_PROBLEM REQUIREMENTS:_
Scan the entries and tally the lines that include the string "rocket". Reply with the figure alone.

_TASK INPUTS:_
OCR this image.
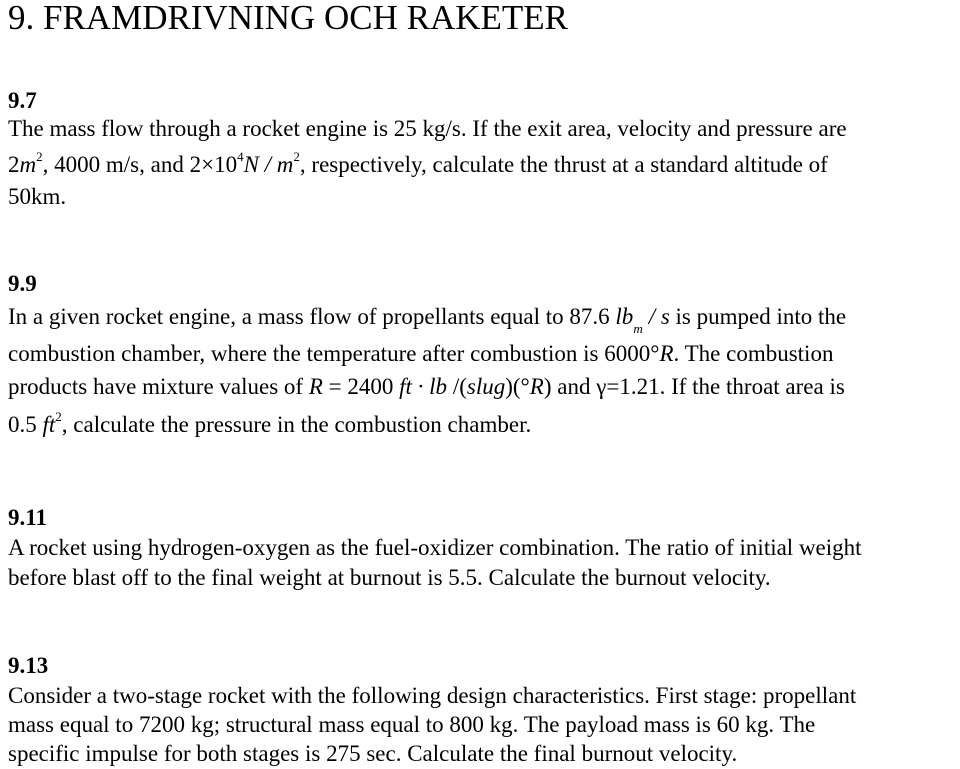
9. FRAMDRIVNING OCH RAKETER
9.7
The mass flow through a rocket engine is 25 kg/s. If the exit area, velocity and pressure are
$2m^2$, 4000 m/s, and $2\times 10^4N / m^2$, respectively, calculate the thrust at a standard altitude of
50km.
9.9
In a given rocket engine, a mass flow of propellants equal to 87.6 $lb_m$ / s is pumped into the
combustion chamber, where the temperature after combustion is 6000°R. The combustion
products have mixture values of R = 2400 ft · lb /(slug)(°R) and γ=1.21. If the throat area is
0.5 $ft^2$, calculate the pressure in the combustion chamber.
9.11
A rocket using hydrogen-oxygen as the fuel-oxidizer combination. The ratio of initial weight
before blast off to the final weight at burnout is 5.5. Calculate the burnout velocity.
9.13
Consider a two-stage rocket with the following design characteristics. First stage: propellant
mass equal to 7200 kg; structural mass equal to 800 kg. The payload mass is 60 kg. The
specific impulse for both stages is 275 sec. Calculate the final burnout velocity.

_THE OUTPUT:_
4